#### SELECTION
** start **

Fix _Recv op caching for multi-output port ops in VirtualScheduler.

tensorflower-gardener · tensorflower-gardener · commit 1b578268f540 · 2017-07-24T12:27:37.000-07:00
PiperOrigin-RevId: 162970793
diff --git a/tensorflow/core/grappler/costs/virtual_scheduler.cc b/tensorflow/core/grappler/costs/virtual_scheduler.cc
@@ -56,6 +56,32 @@ Costs CombineCosts(const Costs& left, const Costs& right) {
           << " max_per_op_streaming=" << result.max_per_op_streaming;
   return result;
 }
+
+// Key to the cached _Recv ops map, and its hash and predicate structures.
+struct RecvNodeDescriptor {
+  const NodeDef* node;
+  const int port_num;
+  const string& device;
+
+  RecvNodeDescriptor(const NodeDef* node_, const int port_num_,
+                     const string& device_)

** end **

Coordinate annotation records:
** start **

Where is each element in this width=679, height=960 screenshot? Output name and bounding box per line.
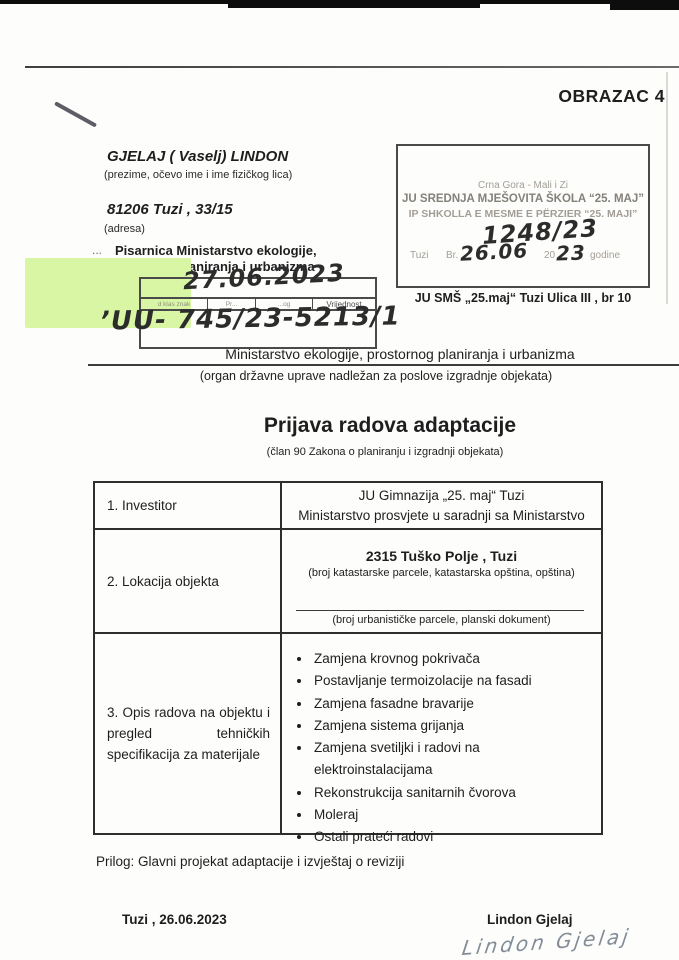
receipt-number-handwritten: ʼUU- 745/23-5213/1 xyxy=(100,301,401,336)
stamp-year-prefix: 20 xyxy=(544,250,555,261)
pen-mark-diagonal xyxy=(54,101,97,127)
signatory-name: Lindon Gjelaj xyxy=(487,912,573,927)
place-and-date: Tuzi , 26.06.2023 xyxy=(122,912,227,927)
stamp-date-day-handwritten: 26.06 xyxy=(459,238,528,266)
document-title-caption: (član 90 Zakona o planiranju i izgradnji… xyxy=(105,446,665,458)
works-label: 3. Opis radova na objektu i pregled tehn… xyxy=(95,634,282,833)
work-item: Zamjena svetiljki i radovi na elektroins… xyxy=(312,737,601,782)
table-row-works: 3. Opis radova na objektu i pregled tehn… xyxy=(95,634,601,833)
table-row-location: 2. Lokacija objekta 2315 Tuško Polje , T… xyxy=(95,530,601,634)
school-address-line: JU SMŠ „25.maj“ Tuzi Ulica III , br 10 xyxy=(408,291,638,305)
works-list-cell: Zamjena krovnog pokrivača Postavljanje t… xyxy=(282,634,601,833)
recipient-dots: ... xyxy=(92,243,102,257)
applicant-address: 81206 Tuzi , 33/15 xyxy=(107,201,233,218)
work-item: Postavljanje termoizolacije na fasadi xyxy=(312,670,601,692)
applicant-address-caption: (adresa) xyxy=(104,223,145,235)
work-item: Zamjena sistema grijanja xyxy=(312,715,601,737)
scan-fold-line xyxy=(25,66,679,68)
table-row-investor: 1. Investitor JU Gimnazija „25. maj“ Tuz… xyxy=(95,483,601,530)
stamp-godine-label: godine xyxy=(590,250,620,261)
work-item: Rekonstrukcija sanitarnih čvorova xyxy=(312,782,601,804)
form-number-label: OBRAZAC 4 xyxy=(430,86,665,107)
location-value-cell: 2315 Tuško Polje , Tuzi (broj katastarsk… xyxy=(282,530,601,632)
document-title: Prijava radova adaptacije xyxy=(110,414,670,438)
scan-top-edge-thick xyxy=(228,0,480,8)
application-table: 1. Investitor JU Gimnazija „25. maj“ Tuz… xyxy=(93,481,603,835)
location-caption-1: (broj katastarske parcele, katastarska o… xyxy=(282,567,601,579)
attachment-note: Prilog: Glavni projekat adaptacije i izv… xyxy=(96,854,404,869)
work-item: Ostali prateći radovi xyxy=(312,826,601,848)
work-item: Zamjena fasadne bravarije xyxy=(312,693,601,715)
stamp-school-name-me: JU SREDNJA MJEŠOVITA ŠKOLA “25. MAJ” xyxy=(398,193,648,205)
urban-parcel-line xyxy=(296,610,584,611)
stamp-country-line: Crna Gora - Mali i Zi xyxy=(398,180,648,191)
applicant-name: GJELAJ ( Vaselj) LINDON xyxy=(107,148,288,165)
ministry-underline xyxy=(88,364,679,366)
works-list: Zamjena krovnog pokrivača Postavljanje t… xyxy=(282,648,601,849)
investor-value: JU Gimnazija „25. maj“ Tuzi Ministarstvo… xyxy=(282,483,601,528)
school-stamp-box: Crna Gora - Mali i Zi JU SREDNJA MJEŠOVI… xyxy=(396,144,650,288)
location-value: 2315 Tuško Polje , Tuzi xyxy=(282,548,601,564)
stamp-place: Tuzi xyxy=(410,250,429,261)
work-item: Zamjena krovnog pokrivača xyxy=(312,648,601,670)
scan-top-edge-corner xyxy=(610,0,679,10)
scanned-document: OBRAZAC 4 GJELAJ ( Vaselj) LINDON (prezi… xyxy=(0,0,679,960)
page-edge-line xyxy=(666,72,668,304)
stamp-br-label: Br. xyxy=(446,250,458,261)
stamp-date-year-handwritten: 23 xyxy=(556,240,587,265)
investor-value-line2: Ministarstvo prosvjete u saradnji sa Min… xyxy=(282,506,601,526)
location-label: 2. Lokacija objekta xyxy=(95,530,282,632)
applicant-name-caption: (prezime, očevo ime i ime fizičkog lica) xyxy=(104,169,292,181)
investor-label: 1. Investitor xyxy=(95,483,282,528)
investor-value-line1: JU Gimnazija „25. maj“ Tuzi xyxy=(282,486,601,506)
location-caption-2: (broj urbanističke parcele, planski doku… xyxy=(282,614,601,626)
ministry-name: Ministarstvo ekologije, prostornog plani… xyxy=(120,346,679,362)
work-item: Moleraj xyxy=(312,804,601,826)
ministry-caption: (organ državne uprave nadležan za poslov… xyxy=(96,369,656,383)
signature-handwritten: Lindon Gjelaj xyxy=(460,924,632,960)
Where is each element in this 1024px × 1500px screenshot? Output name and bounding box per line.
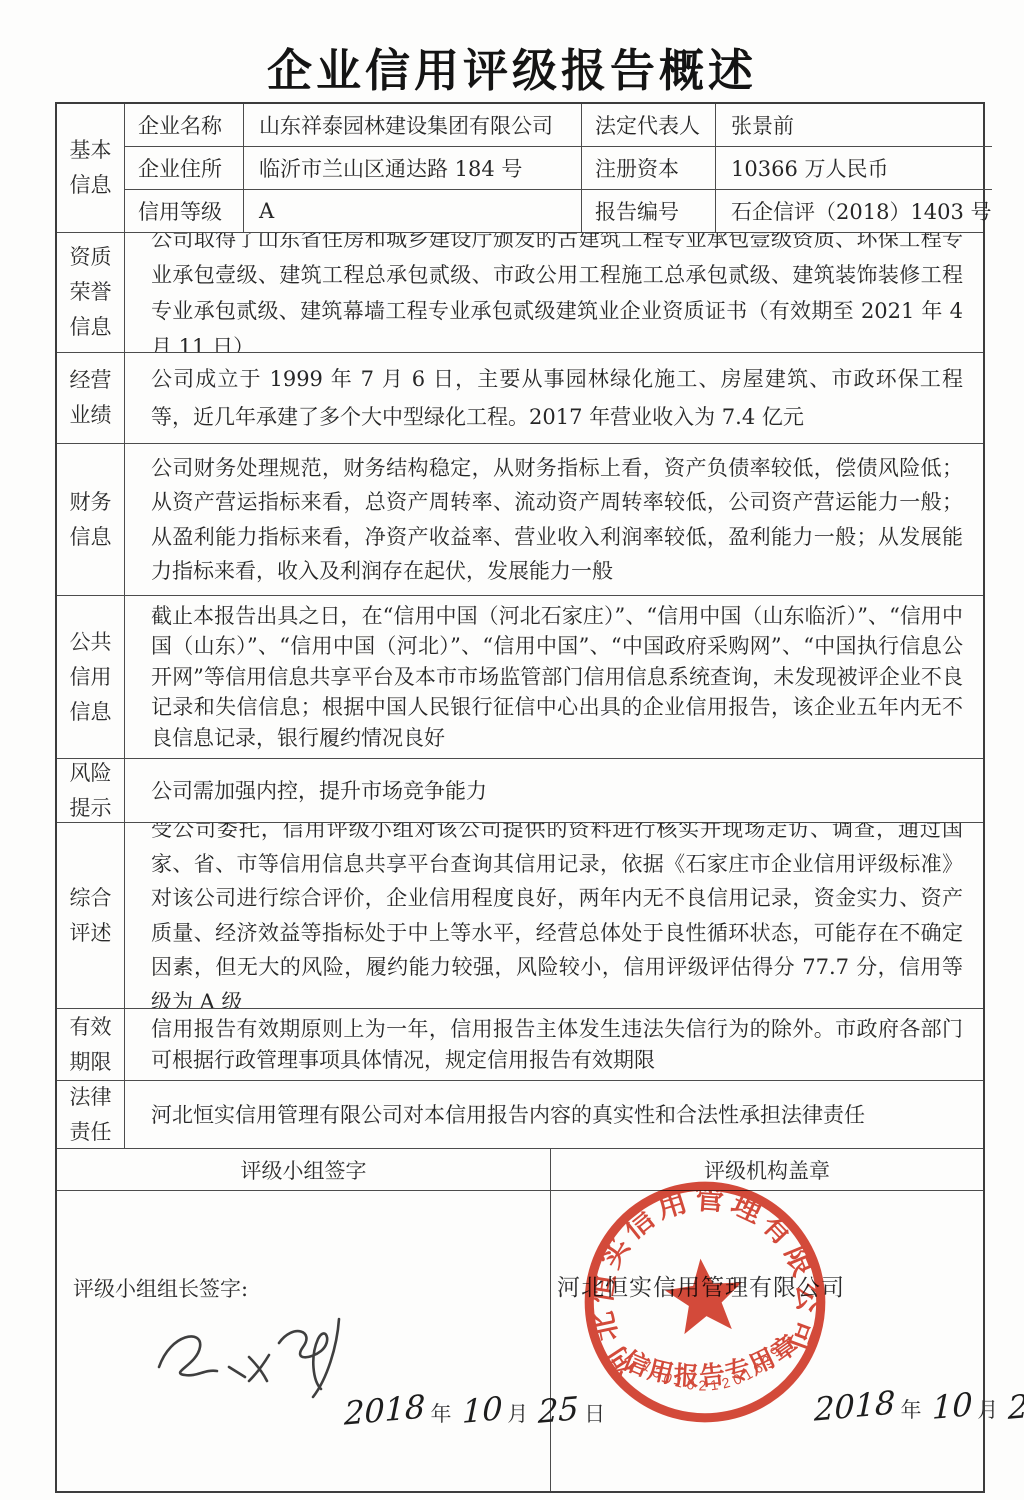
section-content-risk-warning: 公司需加强内控，提升市场竞争能力: [125, 759, 983, 822]
section-content-qualifications: 公司取得了山东省住房和城乡建设厅颁发的古建筑工程专业承包壹级资质、环保工程专业承…: [125, 233, 983, 352]
section-content-overall-review: 受公司委托，信用评级小组对该公司提供的资料进行核实并现场走访、调查，通过国家、省…: [125, 823, 983, 1008]
row-label-legal-liability: 法律责任: [57, 1081, 125, 1148]
field-key-registered-capital: 注册资本: [582, 147, 716, 189]
table-row: 企业住所 临沂市兰山区通达路 184 号 注册资本 10366 万人民币: [125, 147, 992, 190]
table-row-public-credit-info: 公共信用信息 截止本报告出具之日，在“信用中国（河北石家庄）”、“信用中国（山东…: [57, 596, 983, 759]
field-value-legal-representative: 张景前: [716, 104, 992, 146]
field-value-registered-capital: 10366 万人民币: [716, 147, 992, 189]
field-value-company-address: 临沂市兰山区通达路 184 号: [244, 147, 582, 189]
signoff-left-cell: 评级小组组长签字: 2018年 10月 25日: [57, 1191, 551, 1491]
field-value-credit-grade: A: [244, 190, 582, 232]
section-content-public-credit-info: 截止本报告出具之日，在“信用中国（河北石家庄）”、“信用中国（山东临沂）”、“信…: [125, 596, 983, 758]
paragraph: 公司财务处理规范，财务结构稳定，从财务指标上看，资产负债率较低，偿债风险低；从资…: [151, 451, 963, 589]
official-red-seal: 河北恒实信用管理有限公司 信用报告专用章 1301021201639: [573, 1173, 837, 1431]
field-key-credit-grade: 信用等级: [125, 190, 244, 232]
field-key-report-number: 报告编号: [582, 190, 716, 232]
paragraph: 信用报告有效期原则上为一年，信用报告主体发生违法失信行为的除外。市政府各部门可根…: [151, 1014, 963, 1076]
month-unit: 月: [977, 1398, 998, 1422]
row-label-validity-period: 有效期限: [57, 1009, 125, 1080]
handwritten-year: 2018: [344, 1387, 426, 1432]
team-leader-signature-label: 评级小组组长签字:: [73, 1273, 248, 1303]
paragraph: 公司取得了山东省住房和城乡建设厅颁发的古建筑工程专业承包壹级资质、环保工程专业承…: [151, 233, 963, 352]
row-label-public-credit-info: 公共信用信息: [57, 596, 125, 758]
right-date: 2018年 10月 25日: [809, 1387, 1024, 1425]
row-label-financial-info: 财务信息: [57, 444, 125, 595]
paragraph: 截止本报告出具之日，在“信用中国（河北石家庄）”、“信用中国（山东临沂）”、“信…: [151, 601, 963, 754]
table-row-risk-warning: 风险提示 公司需加强内控，提升市场竞争能力: [57, 759, 983, 823]
signoff-left-header: 评级小组签字: [57, 1149, 551, 1190]
table-row: 信用等级 A 报告编号 石企信评（2018）1403 号: [125, 190, 992, 232]
table-row-legal-liability: 法律责任 河北恒实信用管理有限公司对本信用报告内容的真实性和合法性承担法律责任: [57, 1081, 983, 1149]
row-label-qualifications: 资质荣誉信息: [57, 233, 125, 352]
handwritten-day: 25: [1008, 1385, 1024, 1427]
field-key-legal-representative: 法定代表人: [582, 104, 716, 146]
handwritten-month: 10: [931, 1385, 972, 1427]
row-label-basic-info: 基本信息: [57, 104, 125, 232]
field-value-report-number: 石企信评（2018）1403 号: [716, 190, 992, 232]
row-label-overall-review: 综合评述: [57, 823, 125, 1008]
scanned-report-page: 企业信用评级报告概述 基本信息 企业名称 山东祥泰园林建设集团有限公司 法定代表…: [0, 0, 1024, 1500]
page-title: 企业信用评级报告概述: [0, 34, 1024, 99]
table-row-validity-period: 有效期限 信用报告有效期原则上为一年，信用报告主体发生违法失信行为的除外。市政府…: [57, 1009, 983, 1081]
section-content-validity-period: 信用报告有效期原则上为一年，信用报告主体发生违法失信行为的除外。市政府各部门可根…: [125, 1009, 983, 1080]
seal-star: [662, 1255, 746, 1336]
section-content-legal-liability: 河北恒实信用管理有限公司对本信用报告内容的真实性和合法性承担法律责任: [125, 1081, 983, 1148]
section-content-business-performance: 公司成立于 1999 年 7 月 6 日，主要从事园林绿化施工、房屋建筑、市政环…: [125, 353, 983, 443]
table-row-overall-review: 综合评述 受公司委托，信用评级小组对该公司提供的资料进行核实并现场走访、调查，通…: [57, 823, 983, 1009]
paragraph: 受公司委托，信用评级小组对该公司提供的资料进行核实并现场走访、调查，通过国家、省…: [151, 823, 963, 1008]
basic-info-grid: 企业名称 山东祥泰园林建设集团有限公司 法定代表人 张景前 企业住所 临沂市兰山…: [125, 104, 992, 232]
table-row-basic-info: 基本信息 企业名称 山东祥泰园林建设集团有限公司 法定代表人 张景前 企业住所 …: [57, 104, 983, 233]
year-unit: 年: [430, 1402, 451, 1426]
field-value-company-name: 山东祥泰园林建设集团有限公司: [244, 104, 582, 146]
table-row-financial-info: 财务信息 公司财务处理规范，财务结构稳定，从财务指标上看，资产负债率较低，偿债风…: [57, 444, 983, 596]
table-row-business-performance: 经营业绩 公司成立于 1999 年 7 月 6 日，主要从事园林绿化施工、房屋建…: [57, 353, 983, 444]
paragraph: 河北恒实信用管理有限公司对本信用报告内容的真实性和合法性承担法律责任: [151, 1100, 963, 1130]
table-row-signoff-body: 评级小组组长签字: 2018年 10月 25日 河北恒实信用管理有限公司: [57, 1191, 983, 1491]
paragraph: 公司需加强内控，提升市场竞争能力: [151, 776, 963, 806]
year-unit: 年: [900, 1398, 921, 1422]
table-row-qualifications: 资质荣誉信息 公司取得了山东省住房和城乡建设厅颁发的古建筑工程专业承包壹级资质、…: [57, 233, 983, 353]
month-unit: 月: [507, 1402, 528, 1426]
section-content-financial-info: 公司财务处理规范，财务结构稳定，从财务指标上看，资产负债率较低，偿债风险低；从资…: [125, 444, 983, 595]
signoff-right-cell: 河北恒实信用管理有限公司 河北恒实信用管理有限公司 信用报告专用章: [551, 1191, 983, 1491]
row-label-business-performance: 经营业绩: [57, 353, 125, 443]
paragraph: 公司成立于 1999 年 7 月 6 日，主要从事园林绿化施工、房屋建筑、市政环…: [151, 360, 963, 436]
report-table: 基本信息 企业名称 山东祥泰园林建设集团有限公司 法定代表人 张景前 企业住所 …: [55, 102, 985, 1493]
table-row-signoff-header: 评级小组签字 评级机构盖章: [57, 1149, 983, 1191]
field-key-company-address: 企业住所: [125, 147, 244, 189]
row-label-risk-warning: 风险提示: [57, 759, 125, 822]
field-key-company-name: 企业名称: [125, 104, 244, 146]
handwritten-month: 10: [461, 1389, 502, 1431]
table-row: 企业名称 山东祥泰园林建设集团有限公司 法定代表人 张景前: [125, 104, 992, 147]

** end **

#### INSTRUCTION 1
From the VirtualScheduler commit, extract the stretch from "tensorflower-gardener · tensorflower-gardener" through "and predicate structures.".
#### INSTRUCTION 2
Answer these questions about the VirtualScheduler commit:
(a) Which file does the diff modify?
(b) What is the name of the struct the diff adds?
(c) What PiperOrigin-RevId does the commit carry?
#### INSTRUCTION 3
Continue the VirtualScheduler commit diff from the point where it stops.

#### ANSWER 1
tensorflower-gardener · tensorflower-gardener · commit 1b578268f540 · 2017-07-24T12:27:37.000-07:00
PiperOrigin-RevId: 162970793
diff --git a/tensorflow/core/grappler/costs/virtual_scheduler.cc b/tensorflow/core/grappler/costs/virtual_scheduler.cc
@@ -56,6 +56,32 @@ Costs CombineCosts(const Costs& left, const Costs& right) {
           << " max_per_op_streaming=" << result.max_per_op_streaming;
   return result;
 }
+
+// Key to the cached _Recv ops map, and its hash and predicate structures.

#### ANSWER 2
(a) tensorflow/core/grappler/costs/virtual_scheduler.cc
(b) RecvNodeDescriptor
(c) 162970793

#### ANSWER 3
+      : node(node_), port_num(port_num_), device(device_) {}
+};
+
+struct RecvNodeDescritorHash {
+  std::size_t operator()(const RecvNodeDescriptor& recv_node) const {
+    return std::hash<const NodeDef*>()(recv_node.node) ^
+           std::hash<int>()(recv_node.port_num) ^
+           std::hash<string>()(recv_node.device);
+  }
+};
+
+struct RecvNodeDescriptorEqual {
+  bool operator()(const RecvNodeDescriptor& a,
+                  const RecvNodeDescriptor& b) const {
+    return a.node == b.node && a.port_num == b.port_num && a.device == b.device;
+  }
+};
 }  // namespace
 
 VirtualScheduler::VirtualScheduler(const GrapplerItem* grappler_item,
@@ -109,6 +135,11 @@ Status VirtualScheduler::Init() {
     name_to_node[node->name()] = node;
   }
 
+  // To reuse _Recv ops.
+  std::unordered_map<RecvNodeDescriptor, const NodeDef*, RecvNodeDescritorHash,
+                     RecvNodeDescriptorEqual>
+      cached_recv_nodes;
+
   // Build node_map; for each node, create its NodeState and connect its inputs
   // and outputs.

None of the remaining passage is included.